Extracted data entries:
◆ ◆ ◆

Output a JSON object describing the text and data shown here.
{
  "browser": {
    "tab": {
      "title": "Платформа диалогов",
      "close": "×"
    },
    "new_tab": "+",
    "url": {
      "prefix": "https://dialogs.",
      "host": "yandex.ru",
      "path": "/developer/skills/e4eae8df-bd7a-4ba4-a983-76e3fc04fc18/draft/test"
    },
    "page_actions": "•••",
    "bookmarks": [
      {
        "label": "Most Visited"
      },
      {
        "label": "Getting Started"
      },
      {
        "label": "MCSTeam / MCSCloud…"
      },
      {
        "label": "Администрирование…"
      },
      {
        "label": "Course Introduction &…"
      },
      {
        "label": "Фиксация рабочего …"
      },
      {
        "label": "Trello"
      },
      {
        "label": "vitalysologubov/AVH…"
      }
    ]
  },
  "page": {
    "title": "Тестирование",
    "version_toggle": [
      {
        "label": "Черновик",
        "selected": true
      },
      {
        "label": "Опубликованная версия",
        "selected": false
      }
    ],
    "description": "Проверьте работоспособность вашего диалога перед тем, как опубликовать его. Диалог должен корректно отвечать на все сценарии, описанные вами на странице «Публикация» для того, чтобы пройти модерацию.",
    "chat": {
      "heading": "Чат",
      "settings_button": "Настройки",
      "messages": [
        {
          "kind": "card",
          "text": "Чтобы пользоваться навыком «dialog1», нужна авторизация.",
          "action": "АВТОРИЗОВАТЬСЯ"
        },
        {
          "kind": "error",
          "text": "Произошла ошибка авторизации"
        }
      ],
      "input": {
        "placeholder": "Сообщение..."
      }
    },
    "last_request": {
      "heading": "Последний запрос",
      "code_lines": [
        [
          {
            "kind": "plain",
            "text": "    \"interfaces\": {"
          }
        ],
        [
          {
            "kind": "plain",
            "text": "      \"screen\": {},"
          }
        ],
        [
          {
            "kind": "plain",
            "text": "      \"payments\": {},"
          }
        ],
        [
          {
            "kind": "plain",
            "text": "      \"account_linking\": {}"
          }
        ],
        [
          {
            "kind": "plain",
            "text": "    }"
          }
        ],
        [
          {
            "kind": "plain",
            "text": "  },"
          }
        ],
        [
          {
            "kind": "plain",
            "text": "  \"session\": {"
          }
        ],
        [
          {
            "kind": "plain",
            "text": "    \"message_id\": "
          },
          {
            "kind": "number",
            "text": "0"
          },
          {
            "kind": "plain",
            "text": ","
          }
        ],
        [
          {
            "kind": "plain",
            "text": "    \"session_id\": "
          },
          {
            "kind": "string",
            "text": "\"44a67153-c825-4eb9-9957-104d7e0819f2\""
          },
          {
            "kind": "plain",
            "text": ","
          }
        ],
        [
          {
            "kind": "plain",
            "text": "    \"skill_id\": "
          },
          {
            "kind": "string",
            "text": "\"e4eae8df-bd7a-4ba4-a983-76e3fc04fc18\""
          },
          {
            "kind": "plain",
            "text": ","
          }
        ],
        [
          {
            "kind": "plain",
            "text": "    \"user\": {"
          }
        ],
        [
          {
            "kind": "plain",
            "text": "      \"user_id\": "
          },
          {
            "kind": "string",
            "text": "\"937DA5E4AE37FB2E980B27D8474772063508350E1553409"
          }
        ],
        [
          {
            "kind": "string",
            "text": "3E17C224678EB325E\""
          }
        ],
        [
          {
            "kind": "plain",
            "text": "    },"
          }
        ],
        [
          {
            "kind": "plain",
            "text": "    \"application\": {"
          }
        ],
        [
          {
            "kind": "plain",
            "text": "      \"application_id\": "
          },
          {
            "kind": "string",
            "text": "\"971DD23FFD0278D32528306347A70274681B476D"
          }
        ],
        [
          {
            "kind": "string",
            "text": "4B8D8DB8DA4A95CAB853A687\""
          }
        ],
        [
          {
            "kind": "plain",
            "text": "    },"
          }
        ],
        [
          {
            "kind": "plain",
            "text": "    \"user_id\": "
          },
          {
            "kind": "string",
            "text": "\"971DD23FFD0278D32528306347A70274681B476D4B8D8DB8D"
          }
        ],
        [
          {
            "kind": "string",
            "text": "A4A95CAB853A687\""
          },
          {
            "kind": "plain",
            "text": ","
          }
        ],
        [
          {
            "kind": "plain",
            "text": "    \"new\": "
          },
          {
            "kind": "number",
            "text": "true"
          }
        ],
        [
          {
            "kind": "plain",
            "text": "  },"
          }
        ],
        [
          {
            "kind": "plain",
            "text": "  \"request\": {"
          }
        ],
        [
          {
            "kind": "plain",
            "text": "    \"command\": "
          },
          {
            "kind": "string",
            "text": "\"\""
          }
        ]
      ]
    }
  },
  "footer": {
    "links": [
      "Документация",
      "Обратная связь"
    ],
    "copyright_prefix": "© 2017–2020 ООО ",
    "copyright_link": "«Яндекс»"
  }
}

◆ ◆ ◆

Job: Using the listing above, pull out all lines that hold the word "title".

The response:
      "title": "Платформа диалогов",
    "title": "Тестирование",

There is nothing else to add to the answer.